BEGIN

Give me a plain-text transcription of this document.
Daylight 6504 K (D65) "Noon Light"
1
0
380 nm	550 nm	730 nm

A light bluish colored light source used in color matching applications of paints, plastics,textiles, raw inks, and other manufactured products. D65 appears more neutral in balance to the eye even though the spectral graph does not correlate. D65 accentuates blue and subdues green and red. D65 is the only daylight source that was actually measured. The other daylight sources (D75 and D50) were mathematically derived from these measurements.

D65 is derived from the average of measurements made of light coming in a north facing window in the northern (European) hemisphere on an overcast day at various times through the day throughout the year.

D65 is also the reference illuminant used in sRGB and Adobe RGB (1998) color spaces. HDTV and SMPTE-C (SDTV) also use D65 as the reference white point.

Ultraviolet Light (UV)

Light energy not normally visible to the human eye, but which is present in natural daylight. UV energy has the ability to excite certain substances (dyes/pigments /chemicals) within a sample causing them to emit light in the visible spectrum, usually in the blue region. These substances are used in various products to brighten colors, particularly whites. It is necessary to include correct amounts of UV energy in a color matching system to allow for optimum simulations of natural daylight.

END
BEGIN

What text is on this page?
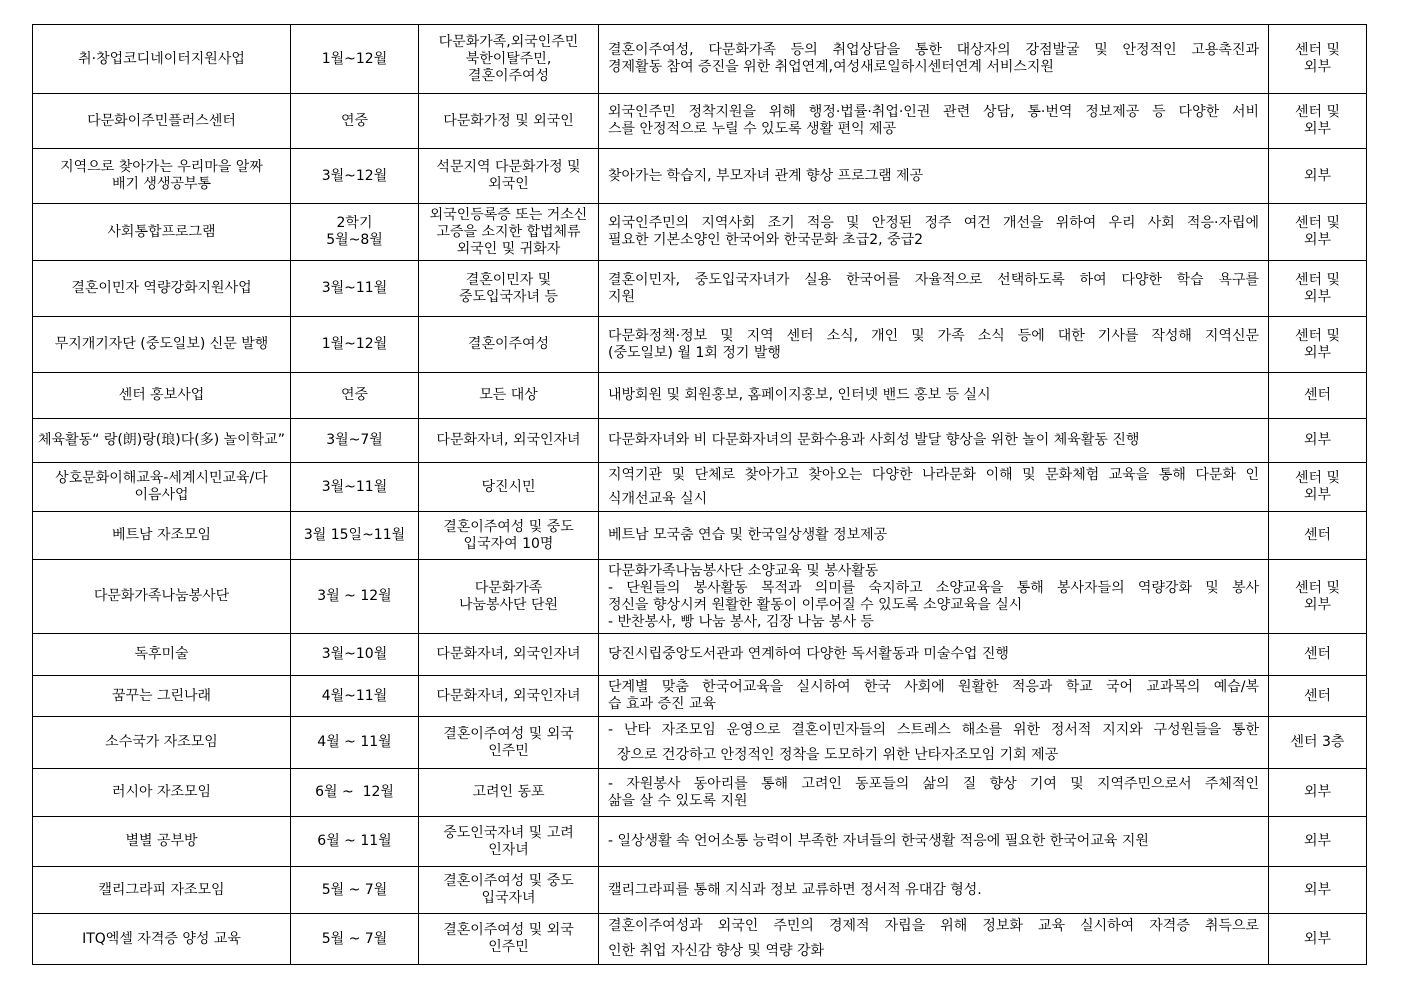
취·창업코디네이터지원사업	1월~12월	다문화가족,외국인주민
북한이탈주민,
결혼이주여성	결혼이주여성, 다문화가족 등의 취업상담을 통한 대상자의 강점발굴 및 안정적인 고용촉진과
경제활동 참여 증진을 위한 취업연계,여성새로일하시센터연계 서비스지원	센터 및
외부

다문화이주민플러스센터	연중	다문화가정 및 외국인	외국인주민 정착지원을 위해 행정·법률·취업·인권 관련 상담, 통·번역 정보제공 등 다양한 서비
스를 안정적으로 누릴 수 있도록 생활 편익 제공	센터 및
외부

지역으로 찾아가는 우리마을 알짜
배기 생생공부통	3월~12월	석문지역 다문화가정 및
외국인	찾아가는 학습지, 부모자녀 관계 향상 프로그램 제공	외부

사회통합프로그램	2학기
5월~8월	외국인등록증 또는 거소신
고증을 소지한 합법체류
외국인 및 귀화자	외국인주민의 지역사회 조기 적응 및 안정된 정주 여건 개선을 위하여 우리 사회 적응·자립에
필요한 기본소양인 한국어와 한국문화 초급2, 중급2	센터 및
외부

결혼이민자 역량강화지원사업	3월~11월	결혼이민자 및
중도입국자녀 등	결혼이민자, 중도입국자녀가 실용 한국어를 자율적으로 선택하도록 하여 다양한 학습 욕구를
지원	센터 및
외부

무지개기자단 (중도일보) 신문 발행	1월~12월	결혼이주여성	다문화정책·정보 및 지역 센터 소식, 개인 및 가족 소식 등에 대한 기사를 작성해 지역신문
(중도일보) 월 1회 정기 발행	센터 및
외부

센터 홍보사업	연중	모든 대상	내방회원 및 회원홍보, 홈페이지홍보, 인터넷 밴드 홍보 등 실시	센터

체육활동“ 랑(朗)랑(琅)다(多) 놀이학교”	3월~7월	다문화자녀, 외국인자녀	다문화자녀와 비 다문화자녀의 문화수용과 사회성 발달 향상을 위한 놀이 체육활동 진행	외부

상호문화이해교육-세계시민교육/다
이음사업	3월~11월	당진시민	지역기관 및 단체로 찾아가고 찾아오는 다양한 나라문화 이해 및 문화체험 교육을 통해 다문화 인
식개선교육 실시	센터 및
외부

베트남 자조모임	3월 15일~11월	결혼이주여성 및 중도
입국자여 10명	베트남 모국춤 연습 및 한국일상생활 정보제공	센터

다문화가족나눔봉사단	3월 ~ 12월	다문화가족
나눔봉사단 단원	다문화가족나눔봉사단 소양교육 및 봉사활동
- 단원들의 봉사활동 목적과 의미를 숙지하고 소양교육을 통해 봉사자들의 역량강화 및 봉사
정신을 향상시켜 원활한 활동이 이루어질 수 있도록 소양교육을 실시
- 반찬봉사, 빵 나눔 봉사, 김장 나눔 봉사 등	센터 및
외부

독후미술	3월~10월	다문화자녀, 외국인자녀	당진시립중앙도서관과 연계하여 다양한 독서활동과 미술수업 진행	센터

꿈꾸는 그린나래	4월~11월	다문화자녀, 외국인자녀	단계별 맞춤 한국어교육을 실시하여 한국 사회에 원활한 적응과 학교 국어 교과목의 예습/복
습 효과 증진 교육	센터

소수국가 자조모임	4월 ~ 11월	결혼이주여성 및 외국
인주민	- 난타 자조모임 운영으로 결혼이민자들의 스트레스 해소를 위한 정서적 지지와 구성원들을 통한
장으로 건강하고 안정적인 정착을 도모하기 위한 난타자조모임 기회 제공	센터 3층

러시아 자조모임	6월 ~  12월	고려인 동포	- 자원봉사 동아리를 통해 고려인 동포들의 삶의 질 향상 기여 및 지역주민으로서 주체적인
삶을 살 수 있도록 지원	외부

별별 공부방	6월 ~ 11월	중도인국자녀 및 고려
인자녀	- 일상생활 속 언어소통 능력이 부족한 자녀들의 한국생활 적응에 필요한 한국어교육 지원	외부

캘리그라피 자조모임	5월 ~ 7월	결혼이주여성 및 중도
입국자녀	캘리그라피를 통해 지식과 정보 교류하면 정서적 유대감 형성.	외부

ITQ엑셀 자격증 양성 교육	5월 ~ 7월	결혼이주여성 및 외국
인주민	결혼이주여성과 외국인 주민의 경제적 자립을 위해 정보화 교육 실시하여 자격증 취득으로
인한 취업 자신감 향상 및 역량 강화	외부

END

Work to be completed |
From the listing above, copy every line that includes the word "안정적인".

Task response |
결혼이주여성	결혼이주여성, 다문화가족 등의 취업상담을 통한 대상자의 강점발굴 및 안정적인 고용촉진과
장으로 건강하고 안정적인 정착을 도모하기 위한 난타자조모임 기회 제공	센터 3층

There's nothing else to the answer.